● Task:
Copy out the following records line for line, without altering anything.
===== Working data
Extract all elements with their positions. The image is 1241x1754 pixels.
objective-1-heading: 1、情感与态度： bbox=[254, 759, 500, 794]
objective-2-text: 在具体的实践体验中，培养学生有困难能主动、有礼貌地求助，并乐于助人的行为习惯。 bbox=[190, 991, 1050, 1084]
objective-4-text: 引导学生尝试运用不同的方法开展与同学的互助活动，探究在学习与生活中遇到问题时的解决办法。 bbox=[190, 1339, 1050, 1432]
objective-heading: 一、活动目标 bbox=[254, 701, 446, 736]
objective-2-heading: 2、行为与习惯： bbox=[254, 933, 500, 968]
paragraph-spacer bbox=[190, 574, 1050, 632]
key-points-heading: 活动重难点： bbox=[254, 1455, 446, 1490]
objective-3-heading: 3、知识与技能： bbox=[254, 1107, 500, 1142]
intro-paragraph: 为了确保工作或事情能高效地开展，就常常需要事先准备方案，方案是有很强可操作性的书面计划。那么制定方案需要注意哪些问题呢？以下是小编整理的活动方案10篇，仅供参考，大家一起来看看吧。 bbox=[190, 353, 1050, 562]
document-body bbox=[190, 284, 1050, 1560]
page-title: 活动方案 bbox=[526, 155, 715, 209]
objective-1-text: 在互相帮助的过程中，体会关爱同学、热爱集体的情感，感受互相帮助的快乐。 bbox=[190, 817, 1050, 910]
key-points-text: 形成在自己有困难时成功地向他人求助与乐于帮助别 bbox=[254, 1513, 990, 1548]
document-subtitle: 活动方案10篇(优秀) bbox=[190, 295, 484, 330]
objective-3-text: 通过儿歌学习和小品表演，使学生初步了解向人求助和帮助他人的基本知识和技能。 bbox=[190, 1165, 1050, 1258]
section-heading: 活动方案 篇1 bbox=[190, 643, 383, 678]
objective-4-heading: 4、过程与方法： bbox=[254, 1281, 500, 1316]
==========
● Written solution:
Extract all elements with their positions. The image is 1241x1754 pixels.
objective-1-heading: 1、情感与态度： bbox=[254, 759, 500, 794]
objective-2-text: 在具体的实践体验中，培养学生有困难能主动、有礼貌地求助，并乐于助人的行为习惯。 bbox=[190, 991, 1050, 1084]
objective-4-text: 引导学生尝试运用不同的方法开展与同学的互助活动，探究在学习与生活中遇到问题时的解决办法。 bbox=[190, 1339, 1050, 1432]
objective-heading: 一、活动目标 bbox=[254, 701, 446, 736]
objective-2-heading: 2、行为与习惯： bbox=[254, 933, 500, 968]
paragraph-spacer bbox=[190, 574, 1050, 632]
key-points-heading: 活动重难点： bbox=[254, 1455, 446, 1490]
objective-3-heading: 3、知识与技能： bbox=[254, 1107, 500, 1142]
intro-paragraph: 为了确保工作或事情能高效地开展，就常常需要事先准备方案，方案是有很强可操作性的书面计划。那么制定方案需要注意哪些问题呢？以下是小编整理的活动方案10篇，仅供参考，大家一起来看看吧。 bbox=[190, 353, 1050, 562]
document-body bbox=[190, 284, 1050, 1560]
page-title: 活动方案 bbox=[526, 155, 715, 209]
objective-1-text: 在互相帮助的过程中，体会关爱同学、热爱集体的情感，感受互相帮助的快乐。 bbox=[190, 817, 1050, 910]
key-points-text: 形成在自己有困难时成功地向他人求助与乐于帮助别 bbox=[254, 1513, 990, 1548]
document-subtitle: 活动方案10篇(优秀) bbox=[190, 295, 484, 330]
objective-3-text: 通过儿歌学习和小品表演，使学生初步了解向人求助和帮助他人的基本知识和技能。 bbox=[190, 1165, 1050, 1258]
section-heading: 活动方案 篇1 bbox=[190, 643, 383, 678]
objective-4-heading: 4、过程与方法： bbox=[254, 1281, 500, 1316]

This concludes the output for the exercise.